#### To do
For every line in the data below that contains "this", copy the line.

Dataset listings of figures:
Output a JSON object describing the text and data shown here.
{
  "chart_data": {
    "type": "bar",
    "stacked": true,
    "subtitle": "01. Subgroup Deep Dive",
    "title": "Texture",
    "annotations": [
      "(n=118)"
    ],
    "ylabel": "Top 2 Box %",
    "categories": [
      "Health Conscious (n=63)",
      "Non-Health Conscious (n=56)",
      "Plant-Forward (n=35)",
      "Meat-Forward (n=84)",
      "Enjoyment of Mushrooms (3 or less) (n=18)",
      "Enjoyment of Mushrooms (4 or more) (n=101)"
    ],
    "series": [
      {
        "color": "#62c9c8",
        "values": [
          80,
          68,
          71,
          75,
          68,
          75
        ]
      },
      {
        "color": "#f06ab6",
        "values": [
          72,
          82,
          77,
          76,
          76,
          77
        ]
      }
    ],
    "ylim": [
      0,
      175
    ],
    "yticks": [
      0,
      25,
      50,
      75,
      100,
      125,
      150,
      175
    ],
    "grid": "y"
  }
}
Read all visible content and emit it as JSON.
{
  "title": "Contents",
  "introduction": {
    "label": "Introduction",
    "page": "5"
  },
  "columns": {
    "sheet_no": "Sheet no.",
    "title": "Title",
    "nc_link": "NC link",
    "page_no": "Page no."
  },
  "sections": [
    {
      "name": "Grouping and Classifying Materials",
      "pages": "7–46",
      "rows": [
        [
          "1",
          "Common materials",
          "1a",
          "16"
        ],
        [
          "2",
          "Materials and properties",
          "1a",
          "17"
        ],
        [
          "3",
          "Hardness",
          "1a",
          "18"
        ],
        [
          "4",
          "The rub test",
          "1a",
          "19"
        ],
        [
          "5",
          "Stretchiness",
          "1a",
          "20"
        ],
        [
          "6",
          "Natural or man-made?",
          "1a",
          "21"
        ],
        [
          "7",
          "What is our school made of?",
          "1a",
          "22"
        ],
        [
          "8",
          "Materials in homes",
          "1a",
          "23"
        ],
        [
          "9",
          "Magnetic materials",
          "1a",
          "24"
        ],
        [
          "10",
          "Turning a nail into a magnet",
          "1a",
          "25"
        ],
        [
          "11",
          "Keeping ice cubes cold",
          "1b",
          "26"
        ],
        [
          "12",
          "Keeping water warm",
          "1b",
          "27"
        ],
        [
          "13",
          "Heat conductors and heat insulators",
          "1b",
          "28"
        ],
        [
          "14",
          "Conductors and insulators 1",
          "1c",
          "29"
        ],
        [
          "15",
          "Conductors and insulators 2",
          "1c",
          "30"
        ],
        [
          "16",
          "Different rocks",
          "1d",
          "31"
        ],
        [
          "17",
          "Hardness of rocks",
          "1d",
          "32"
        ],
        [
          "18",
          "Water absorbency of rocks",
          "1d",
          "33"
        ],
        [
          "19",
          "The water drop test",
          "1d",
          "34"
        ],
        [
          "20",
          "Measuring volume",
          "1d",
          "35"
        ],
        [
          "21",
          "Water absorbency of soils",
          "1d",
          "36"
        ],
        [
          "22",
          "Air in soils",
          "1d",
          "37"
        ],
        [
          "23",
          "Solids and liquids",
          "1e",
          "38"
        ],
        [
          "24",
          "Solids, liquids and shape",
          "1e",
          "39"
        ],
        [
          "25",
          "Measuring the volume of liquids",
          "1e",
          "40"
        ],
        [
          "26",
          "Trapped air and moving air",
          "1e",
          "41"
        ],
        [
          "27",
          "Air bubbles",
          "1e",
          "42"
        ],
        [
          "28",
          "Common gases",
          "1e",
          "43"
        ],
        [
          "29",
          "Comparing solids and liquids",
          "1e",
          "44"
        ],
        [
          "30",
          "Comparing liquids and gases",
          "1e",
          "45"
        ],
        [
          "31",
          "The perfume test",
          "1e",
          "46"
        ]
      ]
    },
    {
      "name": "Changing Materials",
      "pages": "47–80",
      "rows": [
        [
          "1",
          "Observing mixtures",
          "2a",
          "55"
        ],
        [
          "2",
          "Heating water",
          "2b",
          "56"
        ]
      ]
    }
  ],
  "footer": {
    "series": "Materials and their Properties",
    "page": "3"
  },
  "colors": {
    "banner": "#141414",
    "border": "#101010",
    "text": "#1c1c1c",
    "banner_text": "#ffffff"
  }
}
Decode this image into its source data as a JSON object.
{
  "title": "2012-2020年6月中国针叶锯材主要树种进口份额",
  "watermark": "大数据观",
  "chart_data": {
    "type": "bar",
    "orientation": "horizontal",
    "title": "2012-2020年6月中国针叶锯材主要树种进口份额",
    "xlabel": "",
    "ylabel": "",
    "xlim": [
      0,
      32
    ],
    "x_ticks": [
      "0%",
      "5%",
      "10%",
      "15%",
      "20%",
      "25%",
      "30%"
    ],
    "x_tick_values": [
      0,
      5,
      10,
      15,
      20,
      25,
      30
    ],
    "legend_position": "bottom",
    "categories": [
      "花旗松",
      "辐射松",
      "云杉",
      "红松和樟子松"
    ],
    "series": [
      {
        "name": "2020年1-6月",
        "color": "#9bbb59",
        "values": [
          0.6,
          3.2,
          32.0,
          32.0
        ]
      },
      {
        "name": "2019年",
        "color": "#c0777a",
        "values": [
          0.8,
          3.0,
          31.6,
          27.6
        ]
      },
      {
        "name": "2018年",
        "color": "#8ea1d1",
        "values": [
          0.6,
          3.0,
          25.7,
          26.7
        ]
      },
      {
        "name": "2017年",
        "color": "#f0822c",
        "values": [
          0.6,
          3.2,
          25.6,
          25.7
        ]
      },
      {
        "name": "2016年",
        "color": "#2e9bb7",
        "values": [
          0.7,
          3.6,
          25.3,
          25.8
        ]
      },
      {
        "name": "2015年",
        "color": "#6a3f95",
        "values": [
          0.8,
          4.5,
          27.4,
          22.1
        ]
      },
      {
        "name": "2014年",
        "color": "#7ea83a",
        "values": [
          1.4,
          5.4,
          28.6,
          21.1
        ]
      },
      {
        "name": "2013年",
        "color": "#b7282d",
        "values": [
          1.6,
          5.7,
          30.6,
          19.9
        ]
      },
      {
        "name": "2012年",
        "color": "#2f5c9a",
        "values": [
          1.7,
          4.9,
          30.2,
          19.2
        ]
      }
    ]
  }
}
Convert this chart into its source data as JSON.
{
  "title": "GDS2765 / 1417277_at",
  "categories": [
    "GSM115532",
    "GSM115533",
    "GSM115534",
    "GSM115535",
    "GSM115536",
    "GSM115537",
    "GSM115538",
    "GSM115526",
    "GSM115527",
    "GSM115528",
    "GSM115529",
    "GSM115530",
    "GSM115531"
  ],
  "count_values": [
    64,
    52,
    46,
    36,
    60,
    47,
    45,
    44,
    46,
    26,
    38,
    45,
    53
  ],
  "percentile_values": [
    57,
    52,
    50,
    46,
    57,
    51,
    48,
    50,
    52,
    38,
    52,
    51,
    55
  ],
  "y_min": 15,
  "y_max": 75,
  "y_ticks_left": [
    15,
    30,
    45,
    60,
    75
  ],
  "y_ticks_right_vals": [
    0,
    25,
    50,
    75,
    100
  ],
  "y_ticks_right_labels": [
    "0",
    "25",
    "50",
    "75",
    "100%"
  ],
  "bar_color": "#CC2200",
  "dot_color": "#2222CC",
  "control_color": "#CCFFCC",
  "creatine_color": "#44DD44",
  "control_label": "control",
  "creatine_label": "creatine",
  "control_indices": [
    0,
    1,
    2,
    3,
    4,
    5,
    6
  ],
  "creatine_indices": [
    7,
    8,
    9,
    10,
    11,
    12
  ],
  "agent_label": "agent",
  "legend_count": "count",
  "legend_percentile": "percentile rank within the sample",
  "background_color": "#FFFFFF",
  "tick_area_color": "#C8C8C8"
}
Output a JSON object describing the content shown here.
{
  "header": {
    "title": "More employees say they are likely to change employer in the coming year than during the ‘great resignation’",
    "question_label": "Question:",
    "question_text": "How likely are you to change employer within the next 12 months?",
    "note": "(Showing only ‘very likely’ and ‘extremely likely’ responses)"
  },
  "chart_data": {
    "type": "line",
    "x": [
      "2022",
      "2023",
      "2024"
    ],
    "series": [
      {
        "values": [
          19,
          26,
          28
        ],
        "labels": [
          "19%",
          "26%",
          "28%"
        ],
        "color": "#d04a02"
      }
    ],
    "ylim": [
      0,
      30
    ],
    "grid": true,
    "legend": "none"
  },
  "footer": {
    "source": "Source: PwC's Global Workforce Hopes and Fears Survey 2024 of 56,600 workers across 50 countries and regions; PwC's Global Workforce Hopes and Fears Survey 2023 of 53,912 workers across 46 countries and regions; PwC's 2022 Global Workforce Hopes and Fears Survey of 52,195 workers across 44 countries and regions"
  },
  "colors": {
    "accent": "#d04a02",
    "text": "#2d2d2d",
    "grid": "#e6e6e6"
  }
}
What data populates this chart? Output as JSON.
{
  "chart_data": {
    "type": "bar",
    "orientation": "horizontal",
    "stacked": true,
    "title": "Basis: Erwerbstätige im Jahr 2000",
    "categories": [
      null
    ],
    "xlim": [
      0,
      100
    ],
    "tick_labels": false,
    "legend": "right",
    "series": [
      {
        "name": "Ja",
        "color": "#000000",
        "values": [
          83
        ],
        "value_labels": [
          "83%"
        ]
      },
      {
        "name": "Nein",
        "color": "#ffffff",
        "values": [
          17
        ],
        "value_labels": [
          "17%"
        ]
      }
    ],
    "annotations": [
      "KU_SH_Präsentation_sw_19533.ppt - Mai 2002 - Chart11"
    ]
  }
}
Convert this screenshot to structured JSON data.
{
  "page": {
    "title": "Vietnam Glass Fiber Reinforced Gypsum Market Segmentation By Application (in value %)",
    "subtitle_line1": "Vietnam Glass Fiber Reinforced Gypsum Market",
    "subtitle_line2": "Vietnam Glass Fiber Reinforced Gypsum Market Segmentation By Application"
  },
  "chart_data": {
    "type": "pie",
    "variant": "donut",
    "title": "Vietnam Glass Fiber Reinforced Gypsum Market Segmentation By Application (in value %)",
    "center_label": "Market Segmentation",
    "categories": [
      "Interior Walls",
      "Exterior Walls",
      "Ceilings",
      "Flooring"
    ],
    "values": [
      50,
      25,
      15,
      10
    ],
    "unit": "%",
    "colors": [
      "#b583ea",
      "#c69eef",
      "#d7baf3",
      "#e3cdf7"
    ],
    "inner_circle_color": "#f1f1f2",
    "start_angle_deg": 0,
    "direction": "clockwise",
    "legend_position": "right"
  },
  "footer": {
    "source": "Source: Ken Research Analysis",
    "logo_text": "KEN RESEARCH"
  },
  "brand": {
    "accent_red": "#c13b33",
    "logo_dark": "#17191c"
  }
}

#### Result
Decode this image into its source data as a JSON object.
Convert this chart into its source data as JSON.
What data populates this chart? Output as JSON.
Convert this screenshot to structured JSON data.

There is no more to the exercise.